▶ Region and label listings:
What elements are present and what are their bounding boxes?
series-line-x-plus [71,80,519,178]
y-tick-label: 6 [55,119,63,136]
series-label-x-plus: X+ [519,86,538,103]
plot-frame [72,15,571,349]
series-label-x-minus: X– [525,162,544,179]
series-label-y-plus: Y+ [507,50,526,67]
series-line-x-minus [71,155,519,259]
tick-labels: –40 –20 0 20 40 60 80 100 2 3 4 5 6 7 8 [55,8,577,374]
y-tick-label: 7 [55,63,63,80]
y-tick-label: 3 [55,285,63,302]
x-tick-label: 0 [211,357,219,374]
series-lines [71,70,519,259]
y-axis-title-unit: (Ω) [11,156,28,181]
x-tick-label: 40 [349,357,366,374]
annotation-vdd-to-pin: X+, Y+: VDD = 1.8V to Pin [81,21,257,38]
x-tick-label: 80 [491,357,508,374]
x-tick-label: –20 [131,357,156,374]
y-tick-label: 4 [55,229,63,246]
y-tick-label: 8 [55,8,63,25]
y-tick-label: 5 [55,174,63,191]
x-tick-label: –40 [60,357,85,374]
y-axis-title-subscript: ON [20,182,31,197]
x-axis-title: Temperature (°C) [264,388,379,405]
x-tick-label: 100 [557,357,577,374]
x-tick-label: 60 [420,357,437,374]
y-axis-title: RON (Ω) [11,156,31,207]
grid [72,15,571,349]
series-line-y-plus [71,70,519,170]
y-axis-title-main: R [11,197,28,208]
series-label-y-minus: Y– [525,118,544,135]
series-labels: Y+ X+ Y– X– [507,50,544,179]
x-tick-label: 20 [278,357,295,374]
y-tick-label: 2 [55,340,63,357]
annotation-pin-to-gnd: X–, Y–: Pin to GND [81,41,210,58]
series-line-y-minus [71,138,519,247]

* * *

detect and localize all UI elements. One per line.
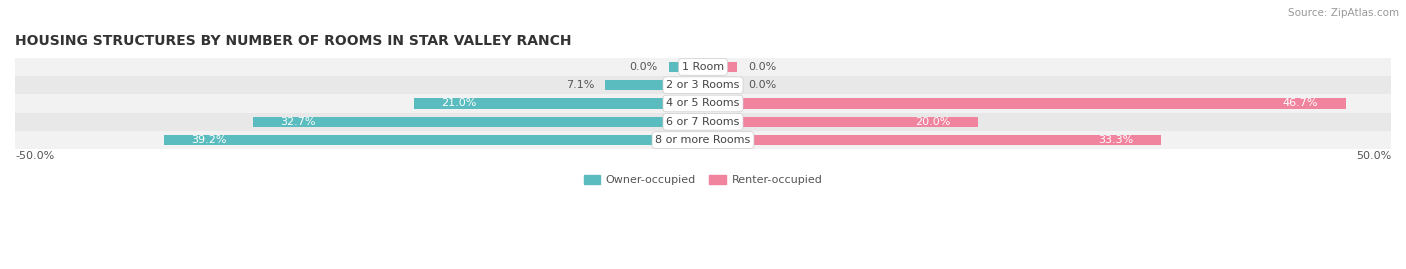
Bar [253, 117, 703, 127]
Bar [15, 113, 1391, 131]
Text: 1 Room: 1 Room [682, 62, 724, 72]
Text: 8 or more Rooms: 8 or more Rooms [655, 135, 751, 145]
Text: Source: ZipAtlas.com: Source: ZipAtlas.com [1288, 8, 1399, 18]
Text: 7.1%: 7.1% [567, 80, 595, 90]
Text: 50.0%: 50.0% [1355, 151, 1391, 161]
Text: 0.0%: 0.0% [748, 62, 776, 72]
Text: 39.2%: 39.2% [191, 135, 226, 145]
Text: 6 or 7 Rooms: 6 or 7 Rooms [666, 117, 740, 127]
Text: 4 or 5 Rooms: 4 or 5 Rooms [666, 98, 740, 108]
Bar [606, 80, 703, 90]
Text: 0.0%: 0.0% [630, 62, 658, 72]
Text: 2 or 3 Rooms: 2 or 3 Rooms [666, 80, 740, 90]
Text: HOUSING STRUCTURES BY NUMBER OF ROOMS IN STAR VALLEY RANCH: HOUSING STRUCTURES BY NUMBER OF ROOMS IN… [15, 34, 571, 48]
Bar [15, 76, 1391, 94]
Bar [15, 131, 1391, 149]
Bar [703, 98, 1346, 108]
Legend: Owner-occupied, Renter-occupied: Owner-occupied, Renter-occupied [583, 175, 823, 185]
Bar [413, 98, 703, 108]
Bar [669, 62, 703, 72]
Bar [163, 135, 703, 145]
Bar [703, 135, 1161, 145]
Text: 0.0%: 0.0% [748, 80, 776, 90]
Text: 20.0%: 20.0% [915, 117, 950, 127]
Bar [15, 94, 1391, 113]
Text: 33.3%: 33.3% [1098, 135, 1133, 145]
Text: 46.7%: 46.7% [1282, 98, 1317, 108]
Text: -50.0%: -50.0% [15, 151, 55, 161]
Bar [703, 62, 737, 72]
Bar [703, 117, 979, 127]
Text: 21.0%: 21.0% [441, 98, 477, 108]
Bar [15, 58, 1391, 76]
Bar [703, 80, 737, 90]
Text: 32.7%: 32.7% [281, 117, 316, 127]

...

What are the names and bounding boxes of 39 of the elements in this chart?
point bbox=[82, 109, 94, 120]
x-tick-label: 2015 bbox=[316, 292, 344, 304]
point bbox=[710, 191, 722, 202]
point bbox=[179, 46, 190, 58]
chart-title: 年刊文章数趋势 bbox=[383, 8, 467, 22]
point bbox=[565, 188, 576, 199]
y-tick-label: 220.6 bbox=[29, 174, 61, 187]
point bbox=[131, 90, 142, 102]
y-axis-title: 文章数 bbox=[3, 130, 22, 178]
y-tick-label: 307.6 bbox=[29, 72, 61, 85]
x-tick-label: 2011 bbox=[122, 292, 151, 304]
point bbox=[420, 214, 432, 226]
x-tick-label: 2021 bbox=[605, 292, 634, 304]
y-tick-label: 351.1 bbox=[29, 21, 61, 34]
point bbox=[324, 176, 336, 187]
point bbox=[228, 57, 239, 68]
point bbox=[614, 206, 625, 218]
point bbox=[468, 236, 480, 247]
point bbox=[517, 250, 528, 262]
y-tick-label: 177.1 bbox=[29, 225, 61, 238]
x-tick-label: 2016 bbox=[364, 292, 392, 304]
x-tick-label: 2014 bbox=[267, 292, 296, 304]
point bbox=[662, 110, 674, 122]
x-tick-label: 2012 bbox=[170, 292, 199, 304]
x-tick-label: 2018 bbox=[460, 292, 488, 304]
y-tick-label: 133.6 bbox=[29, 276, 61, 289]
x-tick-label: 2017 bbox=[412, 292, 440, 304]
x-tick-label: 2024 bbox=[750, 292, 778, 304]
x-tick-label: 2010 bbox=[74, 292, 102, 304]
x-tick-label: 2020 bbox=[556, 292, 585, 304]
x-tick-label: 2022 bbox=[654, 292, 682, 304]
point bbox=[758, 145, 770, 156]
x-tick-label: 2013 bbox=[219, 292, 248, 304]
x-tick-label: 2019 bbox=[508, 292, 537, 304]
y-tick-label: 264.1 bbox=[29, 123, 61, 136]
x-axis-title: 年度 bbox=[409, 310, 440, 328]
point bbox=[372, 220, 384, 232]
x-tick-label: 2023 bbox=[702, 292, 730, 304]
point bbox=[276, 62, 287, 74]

▶ What needs to be done: How many lines in the items above contain the string "labels"? Give only the number.

▶ Answer for the task: 2